> The request: Calculate how many lines in the following records hold the word "dropdown", and report that number without comment.

------------------------------

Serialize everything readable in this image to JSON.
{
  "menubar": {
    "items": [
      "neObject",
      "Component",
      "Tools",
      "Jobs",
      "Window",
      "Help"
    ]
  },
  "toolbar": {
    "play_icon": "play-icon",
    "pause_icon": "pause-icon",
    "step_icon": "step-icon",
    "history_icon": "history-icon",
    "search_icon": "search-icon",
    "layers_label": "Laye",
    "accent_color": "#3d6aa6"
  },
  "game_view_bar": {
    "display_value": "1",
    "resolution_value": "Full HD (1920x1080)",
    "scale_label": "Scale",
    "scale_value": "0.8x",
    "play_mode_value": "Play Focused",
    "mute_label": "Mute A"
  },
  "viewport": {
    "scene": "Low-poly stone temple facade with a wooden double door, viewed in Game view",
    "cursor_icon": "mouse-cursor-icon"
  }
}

------------------------------

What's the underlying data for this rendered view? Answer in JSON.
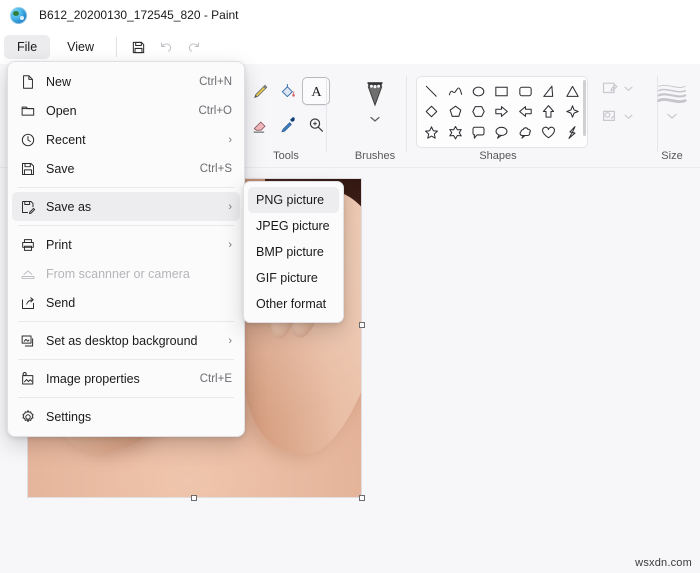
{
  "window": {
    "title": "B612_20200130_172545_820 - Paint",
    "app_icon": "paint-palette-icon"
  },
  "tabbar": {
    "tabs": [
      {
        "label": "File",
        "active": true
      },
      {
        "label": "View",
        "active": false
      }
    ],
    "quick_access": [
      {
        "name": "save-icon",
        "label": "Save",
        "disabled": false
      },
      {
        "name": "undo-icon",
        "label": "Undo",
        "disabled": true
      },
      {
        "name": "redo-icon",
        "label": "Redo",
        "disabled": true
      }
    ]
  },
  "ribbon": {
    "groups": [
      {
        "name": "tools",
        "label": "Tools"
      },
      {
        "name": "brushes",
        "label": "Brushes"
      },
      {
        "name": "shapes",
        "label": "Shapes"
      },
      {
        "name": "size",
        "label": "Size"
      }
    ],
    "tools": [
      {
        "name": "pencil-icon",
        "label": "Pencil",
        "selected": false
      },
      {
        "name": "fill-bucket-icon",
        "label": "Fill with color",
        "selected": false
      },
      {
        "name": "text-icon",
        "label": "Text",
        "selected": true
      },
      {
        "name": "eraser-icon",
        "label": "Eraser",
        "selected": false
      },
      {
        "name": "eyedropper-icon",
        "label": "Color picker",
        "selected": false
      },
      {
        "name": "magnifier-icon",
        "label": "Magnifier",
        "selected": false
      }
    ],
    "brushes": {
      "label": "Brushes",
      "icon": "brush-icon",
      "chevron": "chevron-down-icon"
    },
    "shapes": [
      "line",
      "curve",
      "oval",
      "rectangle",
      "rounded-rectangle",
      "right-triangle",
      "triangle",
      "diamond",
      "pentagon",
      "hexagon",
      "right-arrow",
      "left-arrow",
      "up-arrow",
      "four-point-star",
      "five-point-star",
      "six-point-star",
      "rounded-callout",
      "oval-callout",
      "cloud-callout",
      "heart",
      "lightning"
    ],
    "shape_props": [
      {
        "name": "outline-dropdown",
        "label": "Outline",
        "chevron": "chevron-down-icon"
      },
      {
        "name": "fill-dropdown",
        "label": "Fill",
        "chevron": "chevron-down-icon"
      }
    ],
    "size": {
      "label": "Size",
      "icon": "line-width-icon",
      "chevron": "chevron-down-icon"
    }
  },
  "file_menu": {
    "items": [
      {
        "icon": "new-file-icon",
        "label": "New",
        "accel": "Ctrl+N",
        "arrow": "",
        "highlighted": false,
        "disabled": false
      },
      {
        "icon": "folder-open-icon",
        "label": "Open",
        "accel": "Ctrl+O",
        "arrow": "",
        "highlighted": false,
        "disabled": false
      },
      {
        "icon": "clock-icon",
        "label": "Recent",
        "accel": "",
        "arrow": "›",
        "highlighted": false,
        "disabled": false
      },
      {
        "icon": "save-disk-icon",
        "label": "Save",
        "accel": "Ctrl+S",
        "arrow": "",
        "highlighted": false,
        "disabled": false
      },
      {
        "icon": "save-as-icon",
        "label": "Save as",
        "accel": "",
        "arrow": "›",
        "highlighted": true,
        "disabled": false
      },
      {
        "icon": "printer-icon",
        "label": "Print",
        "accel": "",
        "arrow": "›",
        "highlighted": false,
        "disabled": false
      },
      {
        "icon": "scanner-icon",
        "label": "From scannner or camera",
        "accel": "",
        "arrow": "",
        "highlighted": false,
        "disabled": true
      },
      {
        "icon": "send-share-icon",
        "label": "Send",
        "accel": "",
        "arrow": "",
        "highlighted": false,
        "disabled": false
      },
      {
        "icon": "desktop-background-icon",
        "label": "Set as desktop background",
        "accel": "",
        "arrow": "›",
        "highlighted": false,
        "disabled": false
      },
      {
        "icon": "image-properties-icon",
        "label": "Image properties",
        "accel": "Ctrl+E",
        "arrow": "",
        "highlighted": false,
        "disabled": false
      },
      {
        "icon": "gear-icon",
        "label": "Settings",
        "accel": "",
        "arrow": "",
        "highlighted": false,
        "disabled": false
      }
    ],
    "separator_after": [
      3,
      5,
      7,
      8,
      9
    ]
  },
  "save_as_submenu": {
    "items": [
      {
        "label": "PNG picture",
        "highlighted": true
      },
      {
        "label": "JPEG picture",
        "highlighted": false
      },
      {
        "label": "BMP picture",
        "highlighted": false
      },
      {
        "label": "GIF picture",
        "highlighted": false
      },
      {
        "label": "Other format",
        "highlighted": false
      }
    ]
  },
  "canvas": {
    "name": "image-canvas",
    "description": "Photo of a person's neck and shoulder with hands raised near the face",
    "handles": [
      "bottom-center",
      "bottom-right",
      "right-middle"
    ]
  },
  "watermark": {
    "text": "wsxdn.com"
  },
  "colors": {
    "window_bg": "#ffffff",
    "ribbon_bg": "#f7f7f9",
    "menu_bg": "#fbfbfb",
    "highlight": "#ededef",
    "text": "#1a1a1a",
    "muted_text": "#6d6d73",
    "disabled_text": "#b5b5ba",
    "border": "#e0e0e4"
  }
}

------------------------------

> Full answer: 2